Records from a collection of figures
** begin **

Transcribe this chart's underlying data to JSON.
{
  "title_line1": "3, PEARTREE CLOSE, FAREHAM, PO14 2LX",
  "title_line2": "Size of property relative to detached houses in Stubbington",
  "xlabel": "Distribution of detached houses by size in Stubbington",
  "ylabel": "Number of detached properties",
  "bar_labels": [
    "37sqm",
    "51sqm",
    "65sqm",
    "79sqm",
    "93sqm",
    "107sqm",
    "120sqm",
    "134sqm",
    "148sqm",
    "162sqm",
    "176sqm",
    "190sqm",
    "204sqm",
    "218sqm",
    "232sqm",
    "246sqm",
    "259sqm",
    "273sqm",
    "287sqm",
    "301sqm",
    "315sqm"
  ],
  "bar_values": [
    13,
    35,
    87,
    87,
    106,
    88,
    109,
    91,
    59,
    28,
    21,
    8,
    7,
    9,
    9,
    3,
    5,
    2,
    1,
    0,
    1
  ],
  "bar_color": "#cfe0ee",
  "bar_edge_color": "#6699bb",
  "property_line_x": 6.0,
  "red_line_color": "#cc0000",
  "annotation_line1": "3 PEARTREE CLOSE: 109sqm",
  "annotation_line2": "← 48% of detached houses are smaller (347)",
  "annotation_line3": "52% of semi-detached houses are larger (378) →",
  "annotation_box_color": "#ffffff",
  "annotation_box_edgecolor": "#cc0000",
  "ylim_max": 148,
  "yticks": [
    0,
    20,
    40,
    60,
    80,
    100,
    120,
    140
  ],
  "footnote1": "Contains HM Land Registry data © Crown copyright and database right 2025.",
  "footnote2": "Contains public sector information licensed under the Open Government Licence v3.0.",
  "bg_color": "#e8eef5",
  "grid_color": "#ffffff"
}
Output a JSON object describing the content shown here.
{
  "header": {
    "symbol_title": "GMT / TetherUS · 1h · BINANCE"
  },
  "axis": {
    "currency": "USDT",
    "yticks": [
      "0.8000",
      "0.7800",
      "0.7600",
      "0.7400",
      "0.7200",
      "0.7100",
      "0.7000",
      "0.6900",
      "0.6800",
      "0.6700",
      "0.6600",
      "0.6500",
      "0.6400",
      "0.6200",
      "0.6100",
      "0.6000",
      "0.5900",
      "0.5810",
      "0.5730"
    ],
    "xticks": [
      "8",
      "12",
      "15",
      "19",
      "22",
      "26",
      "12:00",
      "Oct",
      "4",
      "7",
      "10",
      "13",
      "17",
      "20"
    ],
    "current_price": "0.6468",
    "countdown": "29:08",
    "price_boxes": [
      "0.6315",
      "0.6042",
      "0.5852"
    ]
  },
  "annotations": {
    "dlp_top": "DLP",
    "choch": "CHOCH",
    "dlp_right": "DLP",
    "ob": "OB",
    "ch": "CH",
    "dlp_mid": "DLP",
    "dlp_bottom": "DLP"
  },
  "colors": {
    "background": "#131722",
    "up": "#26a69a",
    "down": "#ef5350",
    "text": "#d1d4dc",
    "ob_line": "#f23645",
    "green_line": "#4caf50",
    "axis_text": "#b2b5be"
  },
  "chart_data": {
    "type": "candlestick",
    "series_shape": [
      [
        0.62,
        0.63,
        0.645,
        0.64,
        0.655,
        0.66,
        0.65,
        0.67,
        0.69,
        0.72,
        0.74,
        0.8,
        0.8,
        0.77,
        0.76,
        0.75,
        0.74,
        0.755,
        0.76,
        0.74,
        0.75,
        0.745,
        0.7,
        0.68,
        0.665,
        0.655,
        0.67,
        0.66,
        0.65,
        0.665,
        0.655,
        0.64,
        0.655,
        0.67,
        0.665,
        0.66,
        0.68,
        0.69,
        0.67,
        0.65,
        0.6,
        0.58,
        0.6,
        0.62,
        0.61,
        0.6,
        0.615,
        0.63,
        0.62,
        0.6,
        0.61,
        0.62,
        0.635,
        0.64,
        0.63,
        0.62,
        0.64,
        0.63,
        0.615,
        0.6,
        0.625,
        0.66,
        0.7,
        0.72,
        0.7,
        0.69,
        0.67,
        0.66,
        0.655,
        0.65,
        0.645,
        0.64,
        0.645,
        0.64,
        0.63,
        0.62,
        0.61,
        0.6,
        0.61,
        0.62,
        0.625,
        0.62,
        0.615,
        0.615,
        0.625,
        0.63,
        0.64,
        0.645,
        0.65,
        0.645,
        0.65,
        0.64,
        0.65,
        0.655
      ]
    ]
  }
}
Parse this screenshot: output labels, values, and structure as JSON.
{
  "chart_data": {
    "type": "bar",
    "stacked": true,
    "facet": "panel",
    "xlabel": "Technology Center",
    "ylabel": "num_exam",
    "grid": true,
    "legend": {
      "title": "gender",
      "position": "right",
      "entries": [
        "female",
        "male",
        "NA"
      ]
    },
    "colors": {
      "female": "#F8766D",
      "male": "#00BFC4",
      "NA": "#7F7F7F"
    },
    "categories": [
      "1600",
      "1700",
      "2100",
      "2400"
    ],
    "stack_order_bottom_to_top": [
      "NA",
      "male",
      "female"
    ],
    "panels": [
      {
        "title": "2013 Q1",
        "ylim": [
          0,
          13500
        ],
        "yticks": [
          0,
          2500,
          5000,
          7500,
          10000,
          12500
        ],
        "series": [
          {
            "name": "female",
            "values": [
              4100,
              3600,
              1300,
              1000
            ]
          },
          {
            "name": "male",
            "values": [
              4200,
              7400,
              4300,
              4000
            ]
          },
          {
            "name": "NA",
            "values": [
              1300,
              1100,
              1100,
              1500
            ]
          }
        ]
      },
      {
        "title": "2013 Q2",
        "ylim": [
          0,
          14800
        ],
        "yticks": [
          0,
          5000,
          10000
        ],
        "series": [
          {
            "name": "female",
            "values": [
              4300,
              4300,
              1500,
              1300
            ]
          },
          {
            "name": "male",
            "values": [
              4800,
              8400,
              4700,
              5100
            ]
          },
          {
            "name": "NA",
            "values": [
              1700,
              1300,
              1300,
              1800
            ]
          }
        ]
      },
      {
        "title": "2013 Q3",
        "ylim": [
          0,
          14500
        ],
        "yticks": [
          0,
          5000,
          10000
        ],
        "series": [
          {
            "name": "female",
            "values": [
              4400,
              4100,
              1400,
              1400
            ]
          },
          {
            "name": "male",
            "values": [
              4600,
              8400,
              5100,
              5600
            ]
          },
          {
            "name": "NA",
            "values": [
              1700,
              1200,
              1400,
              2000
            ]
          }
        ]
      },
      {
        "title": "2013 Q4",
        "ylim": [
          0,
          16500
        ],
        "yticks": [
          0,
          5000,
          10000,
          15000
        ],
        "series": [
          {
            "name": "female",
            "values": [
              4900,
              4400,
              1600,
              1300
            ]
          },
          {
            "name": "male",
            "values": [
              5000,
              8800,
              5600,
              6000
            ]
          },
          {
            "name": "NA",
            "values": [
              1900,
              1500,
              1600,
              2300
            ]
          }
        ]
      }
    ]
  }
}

** end **

Take every line from the records above that has the word "detached" and copy it.

* FULL ANSWER
  "title_line2": "Size of property relative to detached houses in Stubbington",
  "xlabel": "Distribution of detached houses by size in Stubbington",
  "ylabel": "Number of detached properties",
  "annotation_line2": "← 48% of detached houses are smaller (347)",
  "annotation_line3": "52% of semi-detached houses are larger (378) →",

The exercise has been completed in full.